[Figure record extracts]
*****

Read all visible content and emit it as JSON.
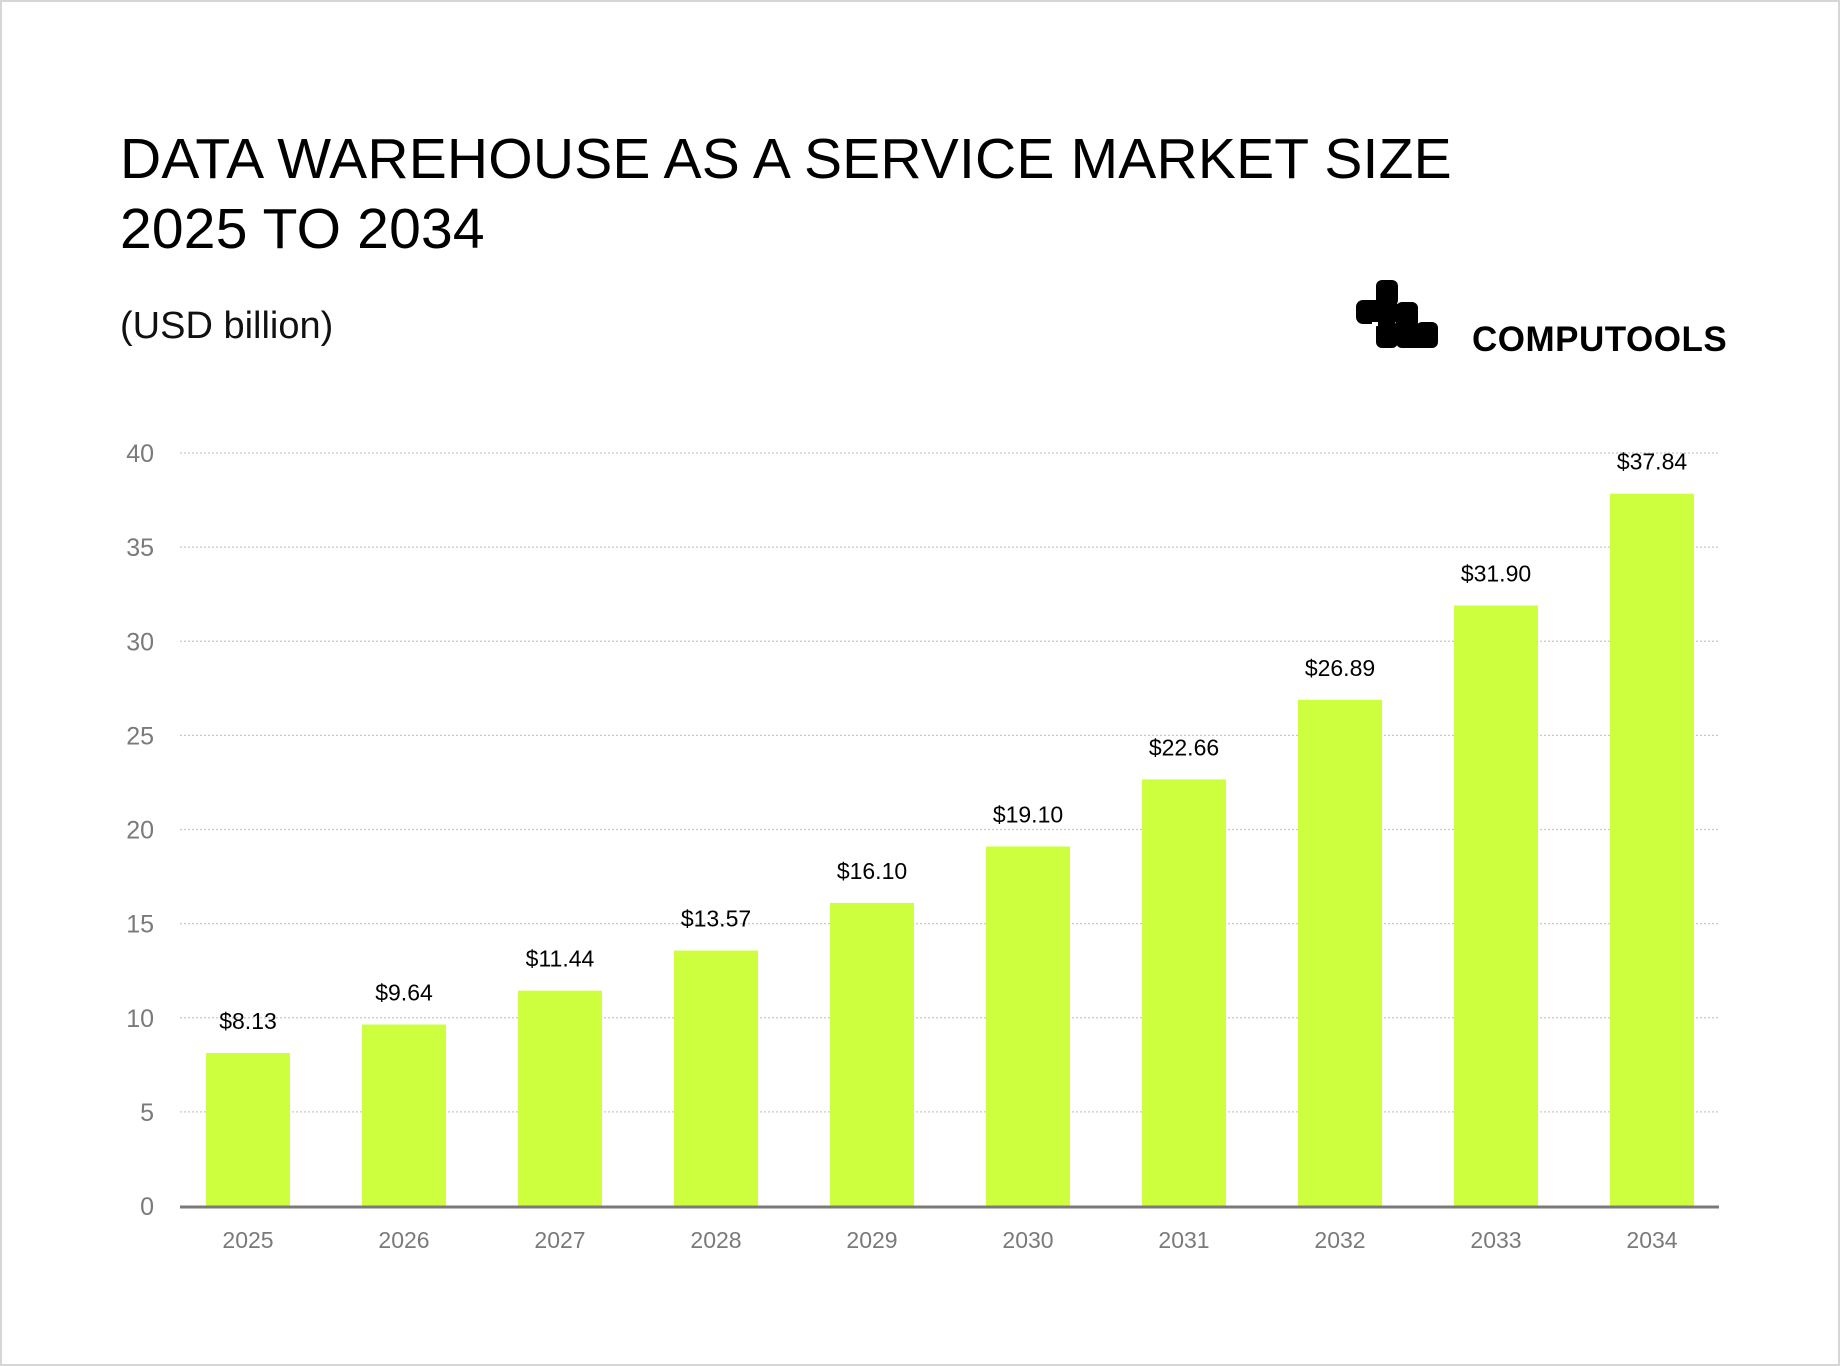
{
  "header": {
    "title_line1": "DATA WAREHOUSE AS A SERVICE MARKET SIZE",
    "title_line2": "2025 TO 2034",
    "subtitle": "(USD billion)"
  },
  "brand": {
    "name": "COMPUTOOLS",
    "icon": "computools-logo"
  },
  "chart_data": {
    "type": "bar",
    "title": "DATA WAREHOUSE AS A SERVICE MARKET SIZE 2025 TO 2034",
    "ylabel": "(USD billion)",
    "xlabel": "",
    "categories": [
      "2025",
      "2026",
      "2027",
      "2028",
      "2029",
      "2030",
      "2031",
      "2032",
      "2033",
      "2034"
    ],
    "values": [
      8.13,
      9.64,
      11.44,
      13.57,
      16.1,
      19.1,
      22.66,
      26.89,
      31.9,
      37.84
    ],
    "data_labels": [
      "$8.13",
      "$9.64",
      "$11.44",
      "$13.57",
      "$16.10",
      "$19.10",
      "$22.66",
      "$26.89",
      "$31.90",
      "$37.84"
    ],
    "ylim": [
      0,
      40
    ],
    "yticks": [
      0,
      5,
      10,
      15,
      20,
      25,
      30,
      35,
      40
    ],
    "grid": true,
    "legend": "none",
    "bar_color": "#cdff3f"
  }
}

*****

Gather each line from the entries above that includes the word "MARKET".

ANSWER:
    "title_line1": "DATA WAREHOUSE AS A SERVICE MARKET SIZE",
    "title": "DATA WAREHOUSE AS A SERVICE MARKET SIZE 2025 TO 2034",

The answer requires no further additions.